Supplied entries →
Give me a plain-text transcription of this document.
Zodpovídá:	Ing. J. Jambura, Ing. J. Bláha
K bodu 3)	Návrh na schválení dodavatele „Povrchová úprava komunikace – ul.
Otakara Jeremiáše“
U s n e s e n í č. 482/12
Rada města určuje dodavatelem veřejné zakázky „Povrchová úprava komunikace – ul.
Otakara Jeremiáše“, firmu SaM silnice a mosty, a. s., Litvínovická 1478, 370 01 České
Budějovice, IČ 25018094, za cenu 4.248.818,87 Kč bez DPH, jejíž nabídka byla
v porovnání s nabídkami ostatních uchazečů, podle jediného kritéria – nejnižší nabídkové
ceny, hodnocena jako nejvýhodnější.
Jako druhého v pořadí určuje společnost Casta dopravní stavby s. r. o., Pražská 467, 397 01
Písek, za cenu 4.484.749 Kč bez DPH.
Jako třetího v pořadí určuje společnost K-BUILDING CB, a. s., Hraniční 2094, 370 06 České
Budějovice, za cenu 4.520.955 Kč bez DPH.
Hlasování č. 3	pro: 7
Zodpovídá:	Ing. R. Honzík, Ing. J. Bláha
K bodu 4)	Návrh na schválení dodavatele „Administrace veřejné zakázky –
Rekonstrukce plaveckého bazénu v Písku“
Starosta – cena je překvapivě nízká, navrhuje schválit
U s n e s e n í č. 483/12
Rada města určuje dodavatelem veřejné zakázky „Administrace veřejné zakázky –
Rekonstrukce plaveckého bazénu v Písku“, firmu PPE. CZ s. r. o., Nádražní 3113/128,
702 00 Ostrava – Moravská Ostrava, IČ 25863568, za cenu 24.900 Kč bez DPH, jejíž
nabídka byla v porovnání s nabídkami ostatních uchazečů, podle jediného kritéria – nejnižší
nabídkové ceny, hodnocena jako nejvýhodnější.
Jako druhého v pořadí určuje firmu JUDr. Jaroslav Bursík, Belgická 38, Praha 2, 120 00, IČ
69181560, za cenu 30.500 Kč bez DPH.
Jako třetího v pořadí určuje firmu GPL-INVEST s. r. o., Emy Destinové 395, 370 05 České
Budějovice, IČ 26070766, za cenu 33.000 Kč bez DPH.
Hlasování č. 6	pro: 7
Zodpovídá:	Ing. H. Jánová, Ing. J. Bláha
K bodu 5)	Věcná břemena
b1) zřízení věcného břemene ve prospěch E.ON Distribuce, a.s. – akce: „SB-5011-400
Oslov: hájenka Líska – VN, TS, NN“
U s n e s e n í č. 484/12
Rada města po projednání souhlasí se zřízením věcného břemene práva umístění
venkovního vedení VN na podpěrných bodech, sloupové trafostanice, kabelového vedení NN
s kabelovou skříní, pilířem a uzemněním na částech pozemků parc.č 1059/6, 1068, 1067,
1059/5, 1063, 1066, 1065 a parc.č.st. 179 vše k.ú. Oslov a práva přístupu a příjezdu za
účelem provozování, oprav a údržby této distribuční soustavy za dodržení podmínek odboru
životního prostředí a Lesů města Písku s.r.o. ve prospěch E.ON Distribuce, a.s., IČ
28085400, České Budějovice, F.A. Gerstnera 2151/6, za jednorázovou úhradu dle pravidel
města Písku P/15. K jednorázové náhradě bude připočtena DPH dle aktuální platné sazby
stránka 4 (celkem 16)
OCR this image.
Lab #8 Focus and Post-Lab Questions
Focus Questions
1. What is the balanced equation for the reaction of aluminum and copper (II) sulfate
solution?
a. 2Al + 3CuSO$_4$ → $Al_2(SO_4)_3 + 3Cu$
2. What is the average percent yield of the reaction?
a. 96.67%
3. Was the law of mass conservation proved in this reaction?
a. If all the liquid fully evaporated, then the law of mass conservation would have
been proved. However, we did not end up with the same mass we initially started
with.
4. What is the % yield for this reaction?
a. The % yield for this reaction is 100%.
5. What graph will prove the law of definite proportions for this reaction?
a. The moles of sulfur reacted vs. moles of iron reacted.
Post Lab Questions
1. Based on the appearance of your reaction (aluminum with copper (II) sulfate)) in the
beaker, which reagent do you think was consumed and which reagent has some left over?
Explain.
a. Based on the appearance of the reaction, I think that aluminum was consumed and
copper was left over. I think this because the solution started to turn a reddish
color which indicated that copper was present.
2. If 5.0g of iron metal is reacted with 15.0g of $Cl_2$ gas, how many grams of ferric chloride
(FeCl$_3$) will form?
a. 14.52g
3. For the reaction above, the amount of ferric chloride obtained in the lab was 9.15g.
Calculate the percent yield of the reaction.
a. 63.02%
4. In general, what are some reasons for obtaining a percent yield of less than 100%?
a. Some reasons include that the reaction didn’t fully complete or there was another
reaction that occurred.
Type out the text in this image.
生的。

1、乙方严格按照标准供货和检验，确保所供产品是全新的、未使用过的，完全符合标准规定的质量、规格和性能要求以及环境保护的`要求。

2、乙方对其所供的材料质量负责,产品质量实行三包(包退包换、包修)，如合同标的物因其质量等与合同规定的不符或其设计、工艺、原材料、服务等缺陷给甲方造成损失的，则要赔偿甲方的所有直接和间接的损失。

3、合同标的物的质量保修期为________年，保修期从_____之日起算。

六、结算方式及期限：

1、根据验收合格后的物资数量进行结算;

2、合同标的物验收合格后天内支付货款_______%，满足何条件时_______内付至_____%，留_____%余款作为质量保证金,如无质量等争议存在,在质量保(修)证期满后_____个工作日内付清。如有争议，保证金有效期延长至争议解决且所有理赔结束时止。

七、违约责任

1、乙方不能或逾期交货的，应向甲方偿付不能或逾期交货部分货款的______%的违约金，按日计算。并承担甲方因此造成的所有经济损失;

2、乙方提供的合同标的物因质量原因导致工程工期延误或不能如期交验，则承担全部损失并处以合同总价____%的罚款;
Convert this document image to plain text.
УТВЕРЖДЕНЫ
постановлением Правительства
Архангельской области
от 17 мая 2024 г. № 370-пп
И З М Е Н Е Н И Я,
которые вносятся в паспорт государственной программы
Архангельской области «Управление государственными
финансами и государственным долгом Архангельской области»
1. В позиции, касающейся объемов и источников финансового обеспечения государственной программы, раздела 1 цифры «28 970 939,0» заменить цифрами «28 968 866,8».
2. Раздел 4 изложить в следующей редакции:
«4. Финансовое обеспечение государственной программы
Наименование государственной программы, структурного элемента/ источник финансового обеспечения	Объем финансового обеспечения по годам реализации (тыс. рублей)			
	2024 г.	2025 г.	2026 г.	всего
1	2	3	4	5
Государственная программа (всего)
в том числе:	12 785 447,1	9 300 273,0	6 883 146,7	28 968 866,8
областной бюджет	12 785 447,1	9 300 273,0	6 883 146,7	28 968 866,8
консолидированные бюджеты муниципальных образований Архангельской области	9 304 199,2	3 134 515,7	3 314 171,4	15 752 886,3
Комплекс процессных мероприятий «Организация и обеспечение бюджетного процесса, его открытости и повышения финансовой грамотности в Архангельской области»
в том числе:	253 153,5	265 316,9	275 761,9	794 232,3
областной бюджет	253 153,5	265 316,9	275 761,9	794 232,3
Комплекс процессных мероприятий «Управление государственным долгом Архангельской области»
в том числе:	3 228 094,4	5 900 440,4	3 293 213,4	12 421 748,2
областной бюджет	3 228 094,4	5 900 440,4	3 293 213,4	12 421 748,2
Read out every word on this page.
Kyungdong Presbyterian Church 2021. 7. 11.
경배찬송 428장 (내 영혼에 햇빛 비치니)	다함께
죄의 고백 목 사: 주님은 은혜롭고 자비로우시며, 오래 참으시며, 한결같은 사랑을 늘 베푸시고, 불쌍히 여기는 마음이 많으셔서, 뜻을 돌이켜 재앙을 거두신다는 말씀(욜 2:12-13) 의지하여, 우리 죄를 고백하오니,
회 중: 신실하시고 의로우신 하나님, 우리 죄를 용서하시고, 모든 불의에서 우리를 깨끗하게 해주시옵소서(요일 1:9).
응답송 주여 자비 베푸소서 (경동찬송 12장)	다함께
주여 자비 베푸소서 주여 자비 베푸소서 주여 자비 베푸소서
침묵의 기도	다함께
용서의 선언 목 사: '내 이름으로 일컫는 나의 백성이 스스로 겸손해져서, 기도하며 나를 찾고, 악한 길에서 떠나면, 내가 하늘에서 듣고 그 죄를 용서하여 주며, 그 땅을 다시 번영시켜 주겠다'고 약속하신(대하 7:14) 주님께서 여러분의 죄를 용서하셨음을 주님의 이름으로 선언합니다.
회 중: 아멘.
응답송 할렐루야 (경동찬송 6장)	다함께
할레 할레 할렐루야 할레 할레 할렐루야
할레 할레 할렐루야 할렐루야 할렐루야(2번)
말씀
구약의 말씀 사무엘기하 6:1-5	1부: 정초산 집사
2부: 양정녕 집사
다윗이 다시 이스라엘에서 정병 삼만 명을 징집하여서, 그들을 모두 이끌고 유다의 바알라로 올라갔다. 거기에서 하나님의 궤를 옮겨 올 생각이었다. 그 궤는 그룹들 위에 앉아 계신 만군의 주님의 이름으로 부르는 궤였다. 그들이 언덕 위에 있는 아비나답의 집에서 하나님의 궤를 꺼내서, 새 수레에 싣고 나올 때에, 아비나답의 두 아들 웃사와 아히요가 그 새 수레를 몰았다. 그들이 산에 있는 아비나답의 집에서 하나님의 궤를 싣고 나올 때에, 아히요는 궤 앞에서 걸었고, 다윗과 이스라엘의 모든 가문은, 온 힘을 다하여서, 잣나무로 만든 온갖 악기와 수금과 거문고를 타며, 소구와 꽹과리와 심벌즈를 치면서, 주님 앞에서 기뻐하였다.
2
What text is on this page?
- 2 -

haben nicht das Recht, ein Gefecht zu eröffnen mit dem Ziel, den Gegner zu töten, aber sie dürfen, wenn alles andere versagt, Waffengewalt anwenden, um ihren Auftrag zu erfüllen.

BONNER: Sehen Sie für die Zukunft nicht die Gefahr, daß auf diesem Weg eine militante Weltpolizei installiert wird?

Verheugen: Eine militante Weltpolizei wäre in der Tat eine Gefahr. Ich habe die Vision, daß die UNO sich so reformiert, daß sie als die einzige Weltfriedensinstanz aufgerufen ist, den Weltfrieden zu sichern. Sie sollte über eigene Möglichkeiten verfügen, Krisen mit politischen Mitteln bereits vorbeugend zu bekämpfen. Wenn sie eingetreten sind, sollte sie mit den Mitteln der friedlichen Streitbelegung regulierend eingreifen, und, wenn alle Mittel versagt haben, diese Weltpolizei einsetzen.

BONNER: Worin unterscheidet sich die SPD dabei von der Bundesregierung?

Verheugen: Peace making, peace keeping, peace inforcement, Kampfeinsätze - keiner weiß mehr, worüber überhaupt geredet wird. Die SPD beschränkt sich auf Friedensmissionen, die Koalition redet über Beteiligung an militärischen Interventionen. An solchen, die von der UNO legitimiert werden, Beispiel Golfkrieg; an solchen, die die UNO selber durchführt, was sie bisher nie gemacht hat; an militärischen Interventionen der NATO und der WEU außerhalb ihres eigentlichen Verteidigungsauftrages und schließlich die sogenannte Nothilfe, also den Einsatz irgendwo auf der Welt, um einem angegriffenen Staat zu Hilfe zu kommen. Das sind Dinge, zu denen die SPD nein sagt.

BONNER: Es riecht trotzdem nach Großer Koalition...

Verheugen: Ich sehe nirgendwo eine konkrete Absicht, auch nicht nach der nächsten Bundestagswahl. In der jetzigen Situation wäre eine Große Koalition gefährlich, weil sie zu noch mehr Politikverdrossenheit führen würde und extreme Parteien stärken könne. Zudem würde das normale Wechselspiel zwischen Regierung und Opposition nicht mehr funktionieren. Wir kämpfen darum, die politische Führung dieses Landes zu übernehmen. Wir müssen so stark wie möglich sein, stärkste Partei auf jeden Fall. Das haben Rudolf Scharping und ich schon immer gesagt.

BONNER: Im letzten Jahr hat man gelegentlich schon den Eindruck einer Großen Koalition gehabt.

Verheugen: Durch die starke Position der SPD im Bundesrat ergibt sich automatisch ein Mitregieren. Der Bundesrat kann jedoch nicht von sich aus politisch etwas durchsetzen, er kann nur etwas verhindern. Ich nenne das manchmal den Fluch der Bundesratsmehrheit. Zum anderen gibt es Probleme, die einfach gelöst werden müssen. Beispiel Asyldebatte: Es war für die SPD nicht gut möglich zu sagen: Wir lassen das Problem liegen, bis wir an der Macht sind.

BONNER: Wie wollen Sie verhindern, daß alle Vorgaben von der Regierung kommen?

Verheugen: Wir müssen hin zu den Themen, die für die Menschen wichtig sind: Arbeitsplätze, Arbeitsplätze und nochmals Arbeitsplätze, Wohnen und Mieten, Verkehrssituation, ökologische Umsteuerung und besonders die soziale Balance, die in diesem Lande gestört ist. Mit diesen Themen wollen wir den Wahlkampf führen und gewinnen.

Aim of the task → Identify every line holding the word "práva" and copy it out.

Final answer →
Rada města po projednání souhlasí se zřízením věcného břemene práva umístění
1059/5, 1063, 1066, 1065 a parc.č.st. 179 vše k.ú. Oslov a práva přístupu a příjezdu za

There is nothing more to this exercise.